** begin INFORMATION SHOWN **

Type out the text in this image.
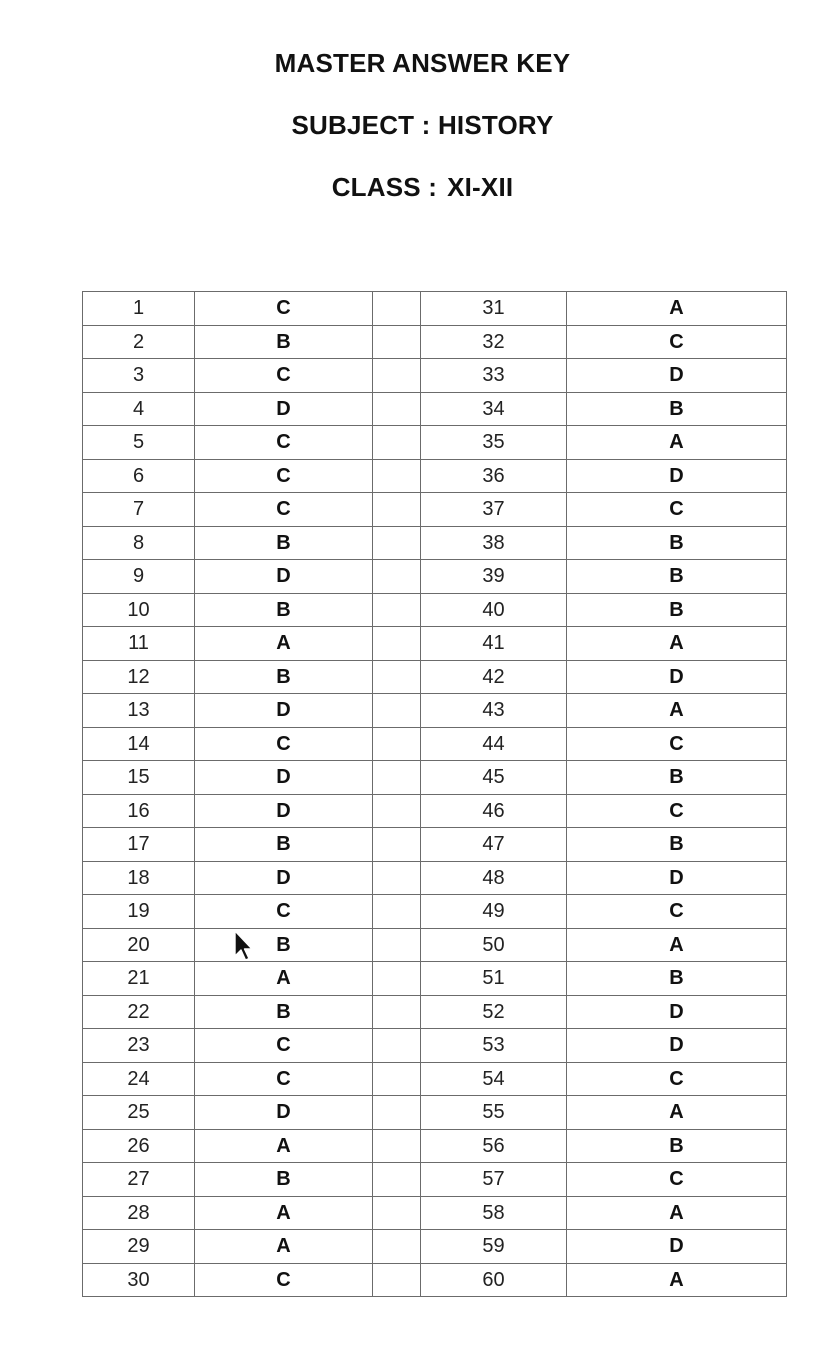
MASTER ANSWER KEY
SUBJECT : HISTORY
CLASS : XI-XII
1	C		31	A
2	B		32	C
3	C		33	D
4	D		34	B
5	C		35	A
6	C		36	D
7	C		37	C
8	B		38	B
9	D		39	B
10	B		40	B
11	A		41	A
12	B		42	D
13	D		43	A
14	C		44	C
15	D		45	B
16	D		46	C
17	B		47	B
18	D		48	D
19	C		49	C
20	B		50	A
21	A		51	B
22	B		52	D
23	C		53	D
24	C		54	C
25	D		55	A
26	A		56	B
27	B		57	C
28	A		58	A
29	A		59	D
30	C		60	A
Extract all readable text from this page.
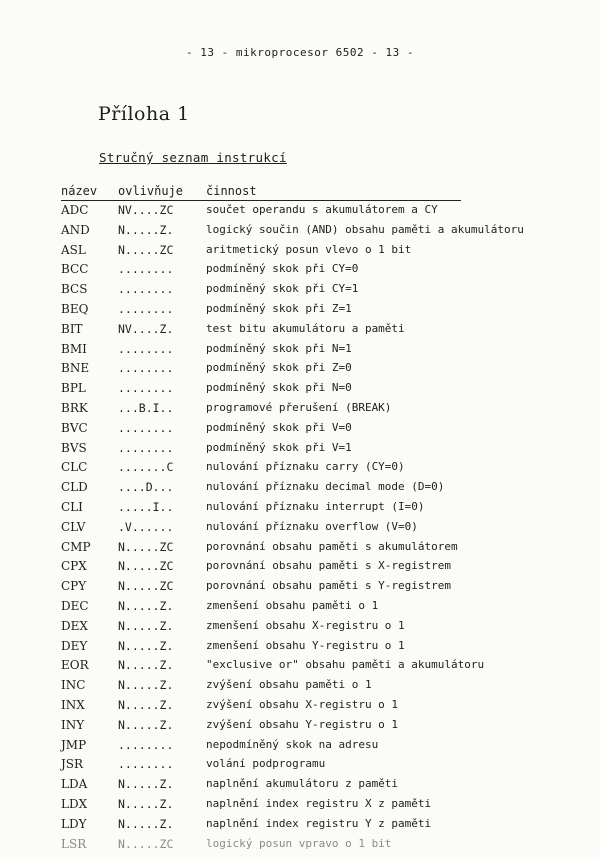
- 13 - mikroprocesor 6502 - 13 -
Příloha 1
Stručný seznam instrukcí
název ovlivňuje činnost
ADC	NV....ZC	součet operandu s akumulátorem a CY
AND N.....Z.	logický součin (AND) obsahu paměti a akumulátoru
ASL	N.....ZC	aritmetický posun vlevo o 1 bit
BCC	........	podmíněný skok při CY=0
BCS	........	podmíněný skok při CY=1
BEQ	........	podmíněný skok při Z=1
BIT	NV....Z.	test bitu akumulátoru a paměti
BMI	........	podmíněný skok při N=1
BNE	........	podmíněný skok při Z=0
BPL	........	podmíněný skok při N=0
BRK	...B.I..	programové přerušení (BREAK)
BVC	........	podmíněný skok při V=0
BVS	........	podmíněný skok při V=1
CLC	.......C	nulování příznaku carry (CY=0)
CLD	....D...	nulování příznaku decimal mode (D=0)
CLI	.....I..	nulování příznaku interrupt (I=0)
CLV	.V......	nulování příznaku overflow (V=0)
CMP N.....ZC	porovnání obsahu paměti s akumulátorem
CPX	N.....ZC	porovnání obsahu paměti s X-registrem
CPY	N.....ZC	porovnání obsahu paměti s Y-registrem
DEC	N.....Z.	zmenšení obsahu paměti o 1
DEX	N.....Z.	zmenšení obsahu X-registru o 1
DEY	N.....Z.	zmenšení obsahu Y-registru o 1
EOR	N.....Z.	"exclusive or" obsahu paměti a akumulátoru
INC	N.....Z.	zvýšení obsahu paměti o 1
INX	N.....Z.	zvýšení obsahu X-registru o 1
INY	N.....Z.	zvýšení obsahu Y-registru o 1
JMP	........	nepodmíněný skok na adresu
JSR	........	volání podprogramu
LDA	N.....Z.	naplnění akumulátoru z paměti
LDX	N.....Z.	naplnění index registru X z paměti
LDY	N.....Z.	naplnění index registru Y z paměti
LSR	N.....ZC	logický posun vpravo o 1 bit
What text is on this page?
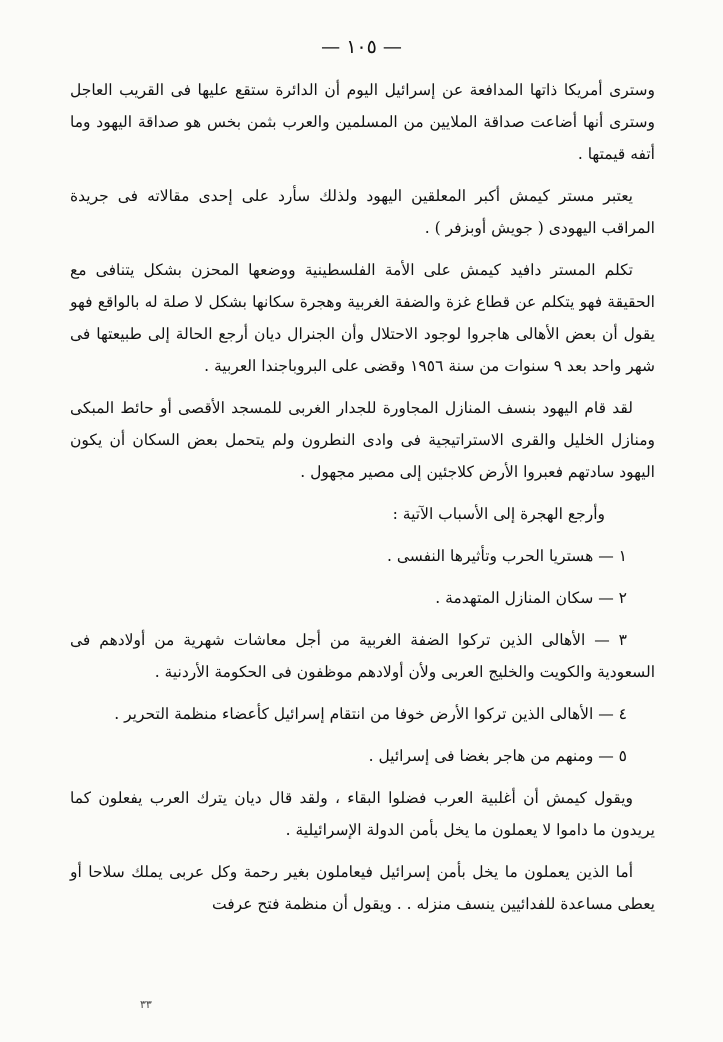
— ١٠٥ —

وسترى أمريكا ذاتها المدافعة عن إسرائيل اليوم أن الدائرة ستقع عليها فى القريب العاجل وسترى أنها أضاعت صداقة الملايين من المسلمين والعرب بثمن بخس هو صداقة اليهود وما أتفه قيمتها .

يعتبر مستر كيمش أكبر المعلقين اليهود ولذلك سأرد على إحدى مقالاته فى جريدة المراقب اليهودى ( جويش أوبزفر ) .

تكلم المستر دافيد كيمش على الأمة الفلسطينية ووضعها المحزن بشكل يتنافى مع الحقيقة فهو يتكلم عن قطاع غزة والضفة الغربية وهجرة سكانها بشكل لا صلة له بالواقع فهو يقول أن بعض الأهالى هاجروا لوجود الاحتلال وأن الجنرال ديان أرجع الحالة إلى طبيعتها فى شهر واحد بعد ٩ سنوات من سنة ١٩٥٦ وقضى على البروباجندا العربية .

لقد قام اليهود بنسف المنازل المجاورة للجدار الغربى للمسجد الأقصى أو حائط المبكى ومنازل الخليل والقرى الاستراتيجية فى وادى النطرون ولم يتحمل بعض السكان أن يكون اليهود سادتهم فعبروا الأرض كلاجئين إلى مصير مجهول .

وأرجع الهجرة إلى الأسباب الآتية :

١ — هستريا الحرب وتأثيرها النفسى .

٢ — سكان المنازل المتهدمة .

٣ — الأهالى الذين تركوا الضفة الغربية من أجل معاشات شهرية من أولادهم فى السعودية والكويت والخليج العربى ولأن أولادهم موظفون فى الحكومة الأردنية .

٤ — الأهالى الذين تركوا الأرض خوفا من انتقام إسرائيل كأعضاء منظمة التحرير .

٥ — ومنهم من هاجر بغضا فى إسرائيل .

ويقول كيمش أن أغلبية العرب فضلوا البقاء ، ولقد قال ديان يترك العرب يفعلون كما يريدون ما داموا لا يعملون ما يخل بأمن الدولة الإسرائيلية .

أما الذين يعملون ما يخل بأمن إسرائيل فيعاملون بغير رحمة وكل عربى يملك سلاحا أو يعطى مساعدة للفدائيين ينسف منزله . . ويقول أن منظمة فتح عرفت

٣٣
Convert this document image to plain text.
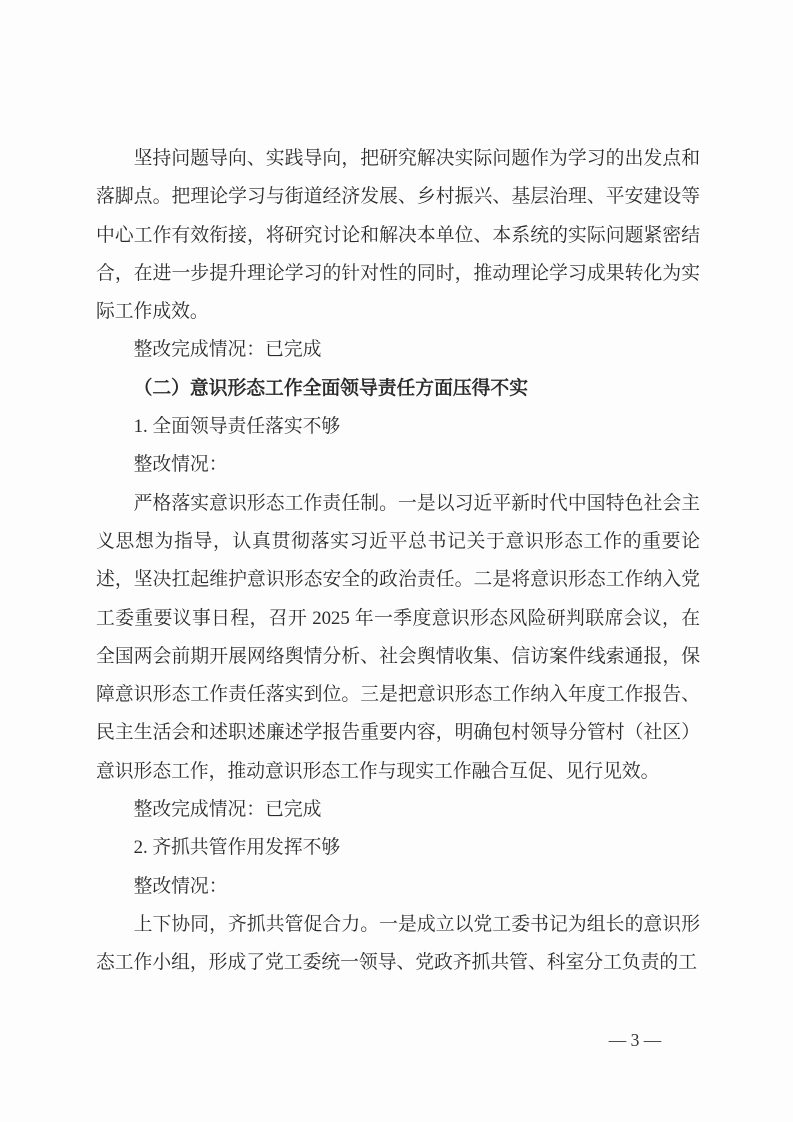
坚持问题导向、实践导向，把研究解决实际问题作为学习的出发点和落脚点。把理论学习与街道经济发展、乡村振兴、基层治理、平安建设等中心工作有效衔接，将研究讨论和解决本单位、本系统的实际问题紧密结合，在进一步提升理论学习的针对性的同时，推动理论学习成果转化为实际工作成效。

整改完成情况：已完成

（二）意识形态工作全面领导责任方面压得不实

1. 全面领导责任落实不够

整改情况：

严格落实意识形态工作责任制。一是以习近平新时代中国特色社会主义思想为指导，认真贯彻落实习近平总书记关于意识形态工作的重要论述，坚决扛起维护意识形态安全的政治责任。二是将意识形态工作纳入党工委重要议事日程，召开 2025 年一季度意识形态风险研判联席会议，在全国两会前期开展网络舆情分析、社会舆情收集、信访案件线索通报，保障意识形态工作责任落实到位。三是把意识形态工作纳入年度工作报告、民主生活会和述职述廉述学报告重要内容，明确包村领导分管村（社区）意识形态工作，推动意识形态工作与现实工作融合互促、见行见效。

整改完成情况：已完成

2. 齐抓共管作用发挥不够

整改情况：

上下协同，齐抓共管促合力。一是成立以党工委书记为组长的意识形态工作小组，形成了党工委统一领导、党政齐抓共管、科室分工负责的工

— 3 —
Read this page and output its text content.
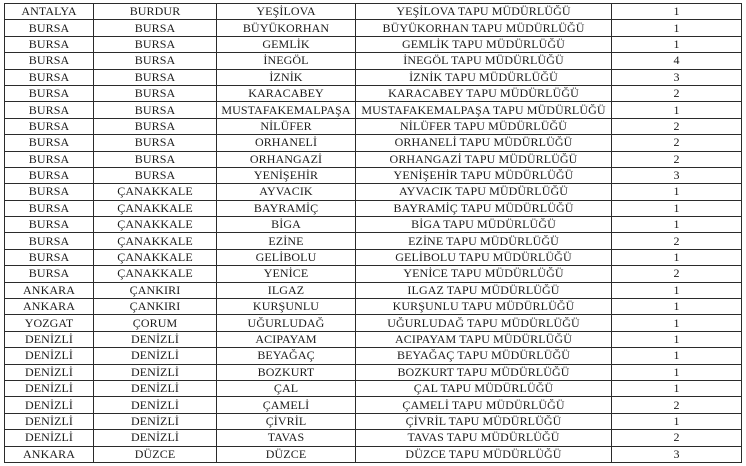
ANTALYA	BURDUR	YEŞİLOVA	YEŞİLOVA TAPU MÜDÜRLÜĞÜ	1
BURSA	BURSA	BÜYÜKORHAN	BÜYÜKORHAN TAPU MÜDÜRLÜĞÜ	1
BURSA	BURSA	GEMLİK	GEMLİK TAPU MÜDÜRLÜĞÜ	1
BURSA	BURSA	İNEGÖL	İNEGÖL TAPU MÜDÜRLÜĞÜ	4
BURSA	BURSA	İZNİK	İZNİK TAPU MÜDÜRLÜĞÜ	3
BURSA	BURSA	KARACABEY	KARACABEY TAPU MÜDÜRLÜĞÜ	2
BURSA	BURSA	MUSTAFAKEMALPAŞA	MUSTAFAKEMALPAŞA TAPU MÜDÜRLÜĞÜ	1
BURSA	BURSA	NİLÜFER	NİLÜFER TAPU MÜDÜRLÜĞÜ	2
BURSA	BURSA	ORHANELİ	ORHANELİ TAPU MÜDÜRLÜĞÜ	2
BURSA	BURSA	ORHANGAZİ	ORHANGAZİ TAPU MÜDÜRLÜĞÜ	2
BURSA	BURSA	YENİŞEHİR	YENİŞEHİR TAPU MÜDÜRLÜĞÜ	3
BURSA	ÇANAKKALE	AYVACIK	AYVACIK TAPU MÜDÜRLÜĞÜ	1
BURSA	ÇANAKKALE	BAYRAMİÇ	BAYRAMİÇ TAPU MÜDÜRLÜĞÜ	1
BURSA	ÇANAKKALE	BİGA	BİGA TAPU MÜDÜRLÜĞÜ	1
BURSA	ÇANAKKALE	EZİNE	EZİNE TAPU MÜDÜRLÜĞÜ	2
BURSA	ÇANAKKALE	GELİBOLU	GELİBOLU TAPU MÜDÜRLÜĞÜ	1
BURSA	ÇANAKKALE	YENİCE	YENİCE TAPU MÜDÜRLÜĞÜ	2
ANKARA	ÇANKIRI	ILGAZ	ILGAZ TAPU MÜDÜRLÜĞÜ	1
ANKARA	ÇANKIRI	KURŞUNLU	KURŞUNLU TAPU MÜDÜRLÜĞÜ	1
YOZGAT	ÇORUM	UĞURLUDAĞ	UĞURLUDAĞ TAPU MÜDÜRLÜĞÜ	1
DENİZLİ	DENİZLİ	ACIPAYAM	ACIPAYAM TAPU MÜDÜRLÜĞÜ	1
DENİZLİ	DENİZLİ	BEYAĞAÇ	BEYAĞAÇ TAPU MÜDÜRLÜĞÜ	1
DENİZLİ	DENİZLİ	BOZKURT	BOZKURT TAPU MÜDÜRLÜĞÜ	1
DENİZLİ	DENİZLİ	ÇAL	ÇAL TAPU MÜDÜRLÜĞÜ	1
DENİZLİ	DENİZLİ	ÇAMELİ	ÇAMELİ TAPU MÜDÜRLÜĞÜ	2
DENİZLİ	DENİZLİ	ÇİVRİL	ÇİVRİL TAPU MÜDÜRLÜĞÜ	1
DENİZLİ	DENİZLİ	TAVAS	TAVAS TAPU MÜDÜRLÜĞÜ	2
ANKARA	DÜZCE	DÜZCE	DÜZCE TAPU MÜDÜRLÜĞÜ	3
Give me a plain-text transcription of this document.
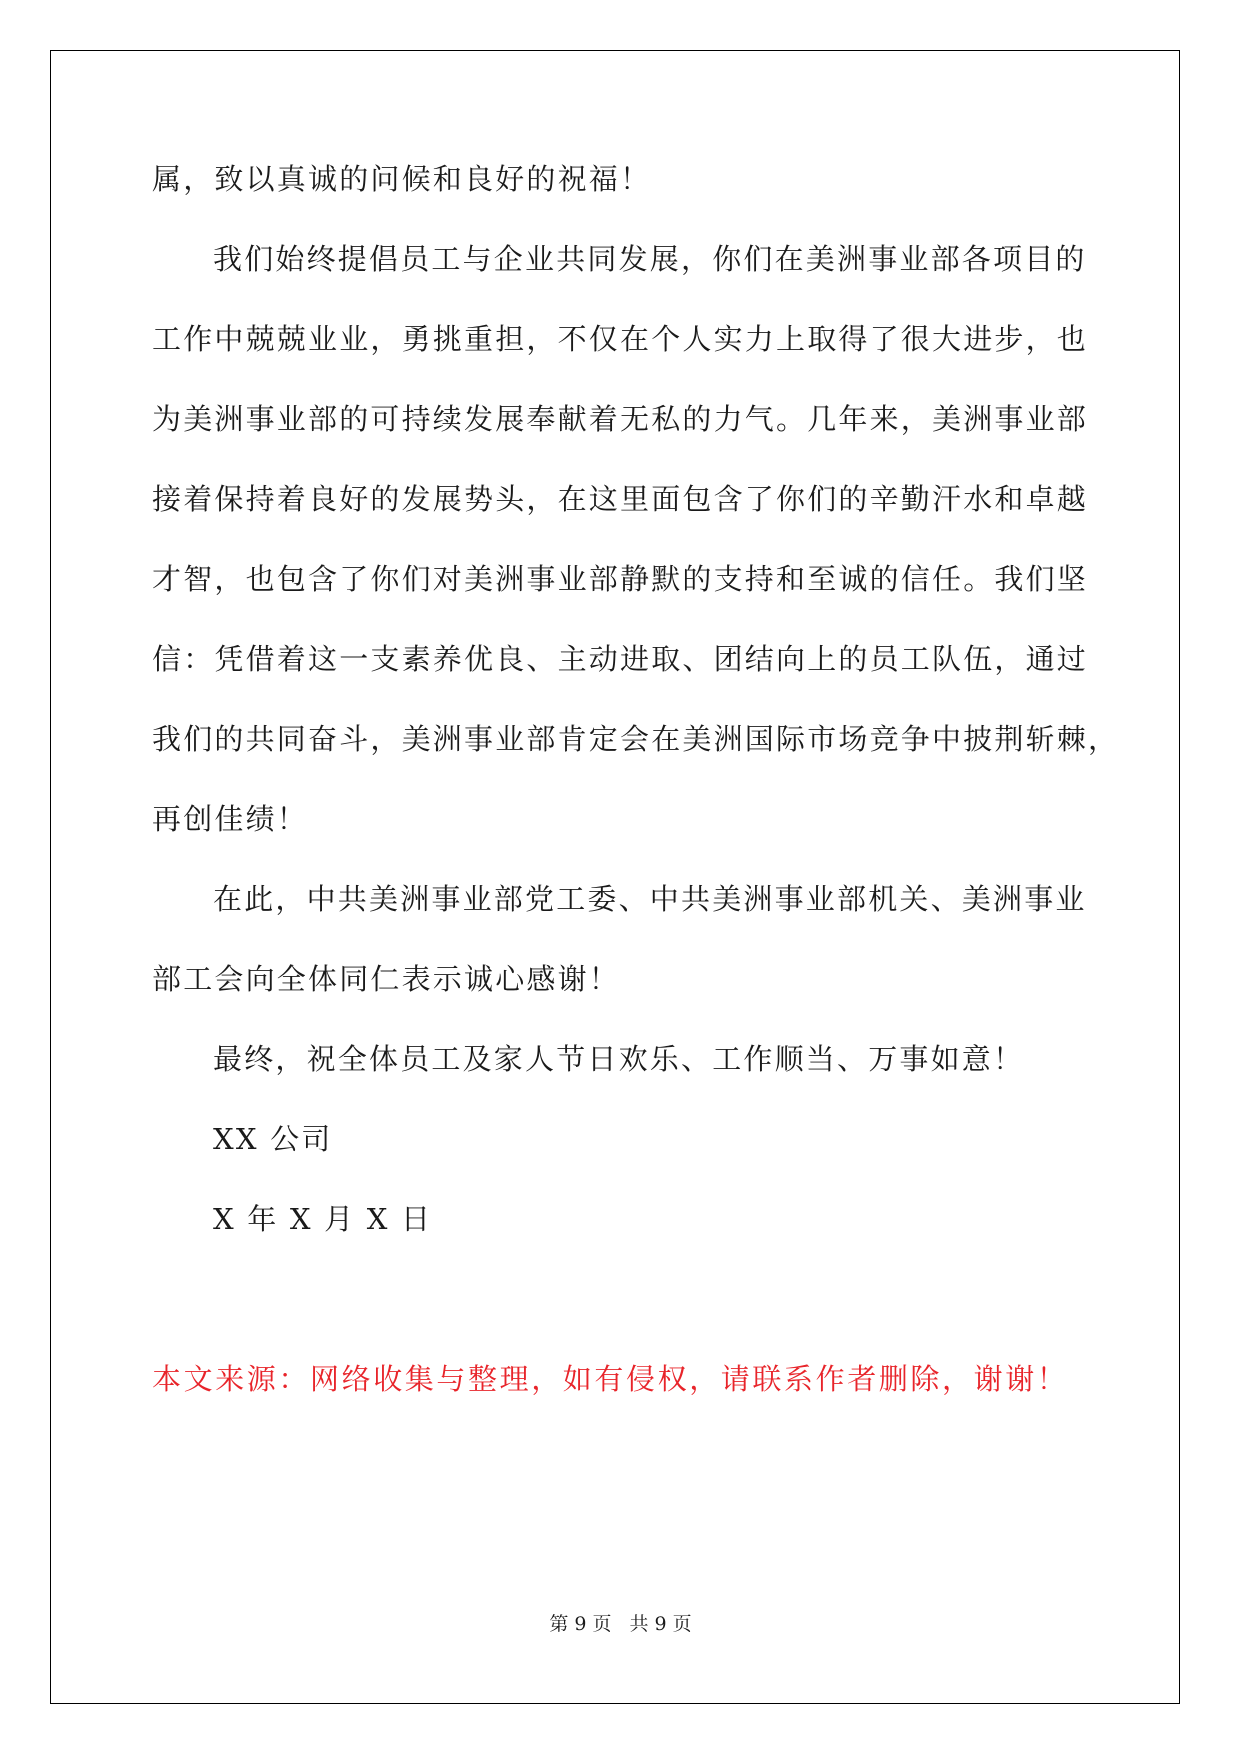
属，致以真诚的问候和良好的祝福！
我们始终提倡员工与企业共同发展，你们在美洲事业部各项目的
工作中兢兢业业，勇挑重担，不仅在个人实力上取得了很大进步，也
为美洲事业部的可持续发展奉献着无私的力气。几年来，美洲事业部
接着保持着良好的发展势头，在这里面包含了你们的辛勤汗水和卓越
才智，也包含了你们对美洲事业部静默的支持和至诚的信任。我们坚
信：凭借着这一支素养优良、主动进取、团结向上的员工队伍，通过
我们的共同奋斗，美洲事业部肯定会在美洲国际市场竞争中披荆斩棘，
再创佳绩！
在此，中共美洲事业部党工委、中共美洲事业部机关、美洲事业
部工会向全体同仁表示诚心感谢！
最终，祝全体员工及家人节日欢乐、工作顺当、万事如意！
XX 公司
X 年 X 月 X 日
本文来源：网络收集与整理，如有侵权，请联系作者删除，谢谢！
第 9 页 共 9 页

** end INFORMATION SHOWN **

**TASK TO COMPLETE**
Leave the pictures out, and reproduce only the lines from the line holding "Read this page and output its text content." through the last line of the material, both included.

**COMPLETE ANSWER**
Read this page and output its text content.
ANTALYA	BURDUR	YEŞİLOVA	YEŞİLOVA TAPU MÜDÜRLÜĞÜ	1
BURSA	BURSA	BÜYÜKORHAN	BÜYÜKORHAN TAPU MÜDÜRLÜĞÜ	1
BURSA	BURSA	GEMLİK	GEMLİK TAPU MÜDÜRLÜĞÜ	1
BURSA	BURSA	İNEGÖL	İNEGÖL TAPU MÜDÜRLÜĞÜ	4
BURSA	BURSA	İZNİK	İZNİK TAPU MÜDÜRLÜĞÜ	3
BURSA	BURSA	KARACABEY	KARACABEY TAPU MÜDÜRLÜĞÜ	2
BURSA	BURSA	MUSTAFAKEMALPAŞA	MUSTAFAKEMALPAŞA TAPU MÜDÜRLÜĞÜ	1
BURSA	BURSA	NİLÜFER	NİLÜFER TAPU MÜDÜRLÜĞÜ	2
BURSA	BURSA	ORHANELİ	ORHANELİ TAPU MÜDÜRLÜĞÜ	2
BURSA	BURSA	ORHANGAZİ	ORHANGAZİ TAPU MÜDÜRLÜĞÜ	2
BURSA	BURSA	YENİŞEHİR	YENİŞEHİR TAPU MÜDÜRLÜĞÜ	3
BURSA	ÇANAKKALE	AYVACIK	AYVACIK TAPU MÜDÜRLÜĞÜ	1
BURSA	ÇANAKKALE	BAYRAMİÇ	BAYRAMİÇ TAPU MÜDÜRLÜĞÜ	1
BURSA	ÇANAKKALE	BİGA	BİGA TAPU MÜDÜRLÜĞÜ	1
BURSA	ÇANAKKALE	EZİNE	EZİNE TAPU MÜDÜRLÜĞÜ	2
BURSA	ÇANAKKALE	GELİBOLU	GELİBOLU TAPU MÜDÜRLÜĞÜ	1
BURSA	ÇANAKKALE	YENİCE	YENİCE TAPU MÜDÜRLÜĞÜ	2
ANKARA	ÇANKIRI	ILGAZ	ILGAZ TAPU MÜDÜRLÜĞÜ	1
ANKARA	ÇANKIRI	KURŞUNLU	KURŞUNLU TAPU MÜDÜRLÜĞÜ	1
YOZGAT	ÇORUM	UĞURLUDAĞ	UĞURLUDAĞ TAPU MÜDÜRLÜĞÜ	1
DENİZLİ	DENİZLİ	ACIPAYAM	ACIPAYAM TAPU MÜDÜRLÜĞÜ	1
DENİZLİ	DENİZLİ	BEYAĞAÇ	BEYAĞAÇ TAPU MÜDÜRLÜĞÜ	1
DENİZLİ	DENİZLİ	BOZKURT	BOZKURT TAPU MÜDÜRLÜĞÜ	1
DENİZLİ	DENİZLİ	ÇAL	ÇAL TAPU MÜDÜRLÜĞÜ	1
DENİZLİ	DENİZLİ	ÇAMELİ	ÇAMELİ TAPU MÜDÜRLÜĞÜ	2
DENİZLİ	DENİZLİ	ÇİVRİL	ÇİVRİL TAPU MÜDÜRLÜĞÜ	1
DENİZLİ	DENİZLİ	TAVAS	TAVAS TAPU MÜDÜRLÜĞÜ	2
ANKARA	DÜZCE	DÜZCE	DÜZCE TAPU MÜDÜRLÜĞÜ	3
Give me a plain-text transcription of this document.
属，致以真诚的问候和良好的祝福！
我们始终提倡员工与企业共同发展，你们在美洲事业部各项目的
工作中兢兢业业，勇挑重担，不仅在个人实力上取得了很大进步，也
为美洲事业部的可持续发展奉献着无私的力气。几年来，美洲事业部
接着保持着良好的发展势头，在这里面包含了你们的辛勤汗水和卓越
才智，也包含了你们对美洲事业部静默的支持和至诚的信任。我们坚
信：凭借着这一支素养优良、主动进取、团结向上的员工队伍，通过
我们的共同奋斗，美洲事业部肯定会在美洲国际市场竞争中披荆斩棘，
再创佳绩！
在此，中共美洲事业部党工委、中共美洲事业部机关、美洲事业
部工会向全体同仁表示诚心感谢！
最终，祝全体员工及家人节日欢乐、工作顺当、万事如意！
XX 公司
X 年 X 月 X 日
本文来源：网络收集与整理，如有侵权，请联系作者删除，谢谢！
第 9 页 共 9 页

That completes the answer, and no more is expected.